TEKSTFRAGMENT →
....
Als de vier in de klok zat, ging de eerste fles open. Meggie de Jong dronk zoveel dat ze op een avond haar eigen man niet meer herkende. Maar ondertussen werkte ze gewoon door.
‘Ik ben eigenlijk pas op mijn dertigste echt gaan drinken. Ik had een succesvolle uitgeverij, werkte hard en ik had veel stress. Op een vrijdagmiddag stelde een van mijn mensen voor om een borrel te nemen omdat we zo hard hadden gewerkt. Op dat moment voelde ik dat drank een ontspannende werking op me had.
Na een paar weken dronk ik ook op donderdagmiddag en weer wat later mocht ik van mezelf elke dag een borrel. Zodra de vier in de klok zat. Ik hield mezelf voor dat ik het verdiende. Eerst omdat er altijd wel iets te vieren was, later dronk ik ook als iets tegenzat, als ik verdriet had of boos was. In het begin nam ik bessenjenever met sinaasappelsap, later stapte ik over op gin, vervolgens werd het port en op het laatst dronk ik alleen maar witte wijn. Het rare was dat ik ook heel goed een paar weken achter elkaar níét kon drinken. Als ik bijvoorbeeld op dieet was. Maar zodra ik mijn streefgewicht naderde, mocht ik weer een borrel. En als ik dan dronk, was het ook meteen heel veel. De drank liet ik vaak door het personeel halen. Één voor één stuurde ik ze erop uit. Zelf haalde ik het liefst mijn voorraad bij de supermarkt. Lekker anoniem.
....
GEGEVEN INFORMATIE →
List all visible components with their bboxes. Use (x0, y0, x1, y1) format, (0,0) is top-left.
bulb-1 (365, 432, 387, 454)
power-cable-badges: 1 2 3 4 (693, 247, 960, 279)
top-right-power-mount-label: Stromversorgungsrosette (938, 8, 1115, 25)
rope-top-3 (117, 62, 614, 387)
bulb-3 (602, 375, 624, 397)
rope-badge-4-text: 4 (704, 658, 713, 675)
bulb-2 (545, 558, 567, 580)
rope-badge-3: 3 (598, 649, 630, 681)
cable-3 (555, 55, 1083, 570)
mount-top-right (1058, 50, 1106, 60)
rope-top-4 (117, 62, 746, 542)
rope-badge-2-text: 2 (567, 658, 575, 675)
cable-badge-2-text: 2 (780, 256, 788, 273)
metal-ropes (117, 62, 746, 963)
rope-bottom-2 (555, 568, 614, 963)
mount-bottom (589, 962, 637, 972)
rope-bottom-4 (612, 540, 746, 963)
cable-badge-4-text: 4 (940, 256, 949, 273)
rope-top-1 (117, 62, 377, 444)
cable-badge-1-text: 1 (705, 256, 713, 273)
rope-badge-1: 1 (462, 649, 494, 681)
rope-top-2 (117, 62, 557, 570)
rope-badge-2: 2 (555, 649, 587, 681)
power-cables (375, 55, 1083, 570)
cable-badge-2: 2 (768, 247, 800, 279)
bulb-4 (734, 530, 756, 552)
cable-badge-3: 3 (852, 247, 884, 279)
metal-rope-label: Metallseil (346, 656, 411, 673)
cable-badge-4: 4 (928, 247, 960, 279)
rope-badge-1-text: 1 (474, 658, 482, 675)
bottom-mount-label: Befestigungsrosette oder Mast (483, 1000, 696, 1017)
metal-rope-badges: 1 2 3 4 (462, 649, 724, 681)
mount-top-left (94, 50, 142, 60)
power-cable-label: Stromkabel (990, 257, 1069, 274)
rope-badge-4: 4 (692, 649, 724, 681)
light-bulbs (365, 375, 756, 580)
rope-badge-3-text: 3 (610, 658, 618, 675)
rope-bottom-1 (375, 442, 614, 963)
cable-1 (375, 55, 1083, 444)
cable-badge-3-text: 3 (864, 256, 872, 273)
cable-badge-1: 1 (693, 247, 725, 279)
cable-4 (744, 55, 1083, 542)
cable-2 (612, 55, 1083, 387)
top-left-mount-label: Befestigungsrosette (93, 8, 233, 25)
....
KORTE OPDRACHT 1 →
Welke drank dronk Meggie de Jong volgens het tekstfragment op het laatst?
KORTE OPDRACHT 2 →
Geef uit het tekstfragment woordelijk het stuk tussen "Na een paar" en "supermarkt. Lekker anoniem." terug, beide inbegrepen.

UITGEWERKT ANTWOORD 1 →
Alleen maar witte wijn.

UITGEWERKT ANTWOORD 2 →
Na een paar weken dronk ik ook op donderdagmiddag en weer wat later mocht ik van mezelf elke dag een borrel. Zodra de vier in de klok zat. Ik hield mezelf voor dat ik het verdiende. Eerst omdat er altijd wel iets te vieren was, later dronk ik ook als iets tegenzat, als ik verdriet had of boos was. In het begin nam ik bessenjenever met sinaasappelsap, later stapte ik over op gin, vervolgens werd het port en op het laatst dronk ik alleen maar witte wijn. Het rare was dat ik ook heel goed een paar weken achter elkaar níét kon drinken. Als ik bijvoorbeeld op dieet was. Maar zodra ik mijn streefgewicht naderde, mocht ik weer een borrel. En als ik dan dronk, was het ook meteen heel veel. De drank liet ik vaak door het personeel halen. Één voor één stuurde ik ze erop uit. Zelf haalde ik het liefst mijn voorraad bij de supermarkt. Lekker anoniem.